__What to produce__.
What follows is a listing; give it again exactly, in its entirety.

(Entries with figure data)
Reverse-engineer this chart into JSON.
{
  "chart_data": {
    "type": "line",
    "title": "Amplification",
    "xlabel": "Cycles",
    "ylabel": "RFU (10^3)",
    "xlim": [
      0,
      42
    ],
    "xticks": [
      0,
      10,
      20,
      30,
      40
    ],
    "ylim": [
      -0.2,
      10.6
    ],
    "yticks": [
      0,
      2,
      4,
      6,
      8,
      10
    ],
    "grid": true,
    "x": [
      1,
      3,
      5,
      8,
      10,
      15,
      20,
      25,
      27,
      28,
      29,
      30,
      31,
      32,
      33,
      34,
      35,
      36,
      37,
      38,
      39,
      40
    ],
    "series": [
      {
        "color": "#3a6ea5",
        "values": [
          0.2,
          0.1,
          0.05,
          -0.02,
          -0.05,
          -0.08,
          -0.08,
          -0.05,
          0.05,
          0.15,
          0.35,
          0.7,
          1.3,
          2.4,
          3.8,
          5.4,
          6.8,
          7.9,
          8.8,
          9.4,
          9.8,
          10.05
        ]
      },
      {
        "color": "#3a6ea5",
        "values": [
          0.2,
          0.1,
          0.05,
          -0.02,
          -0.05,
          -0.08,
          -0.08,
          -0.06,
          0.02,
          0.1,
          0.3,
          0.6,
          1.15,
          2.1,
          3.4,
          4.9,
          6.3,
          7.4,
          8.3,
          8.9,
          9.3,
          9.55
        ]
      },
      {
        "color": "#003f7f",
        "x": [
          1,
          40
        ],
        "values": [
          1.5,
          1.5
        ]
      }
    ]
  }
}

__The output__.
Reverse-engineer this chart into JSON.
{
  "chart_data": {
    "type": "line",
    "title": "Amplification",
    "xlabel": "Cycles",
    "ylabel": "RFU (10^3)",
    "xlim": [
      0,
      42
    ],
    "xticks": [
      0,
      10,
      20,
      30,
      40
    ],
    "ylim": [
      -0.2,
      10.6
    ],
    "yticks": [
      0,
      2,
      4,
      6,
      8,
      10
    ],
    "grid": true,
    "x": [
      1,
      3,
      5,
      8,
      10,
      15,
      20,
      25,
      27,
      28,
      29,
      30,
      31,
      32,
      33,
      34,
      35,
      36,
      37,
      38,
      39,
      40
    ],
    "series": [
      {
        "color": "#3a6ea5",
        "values": [
          0.2,
          0.1,
          0.05,
          -0.02,
          -0.05,
          -0.08,
          -0.08,
          -0.05,
          0.05,
          0.15,
          0.35,
          0.7,
          1.3,
          2.4,
          3.8,
          5.4,
          6.8,
          7.9,
          8.8,
          9.4,
          9.8,
          10.05
        ]
      },
      {
        "color": "#3a6ea5",
        "values": [
          0.2,
          0.1,
          0.05,
          -0.02,
          -0.05,
          -0.08,
          -0.08,
          -0.06,
          0.02,
          0.1,
          0.3,
          0.6,
          1.15,
          2.1,
          3.4,
          4.9,
          6.3,
          7.4,
          8.3,
          8.9,
          9.3,
          9.55
        ]
      },
      {
        "color": "#003f7f",
        "x": [
          1,
          40
        ],
        "values": [
          1.5,
          1.5
        ]
      }
    ]
  }
}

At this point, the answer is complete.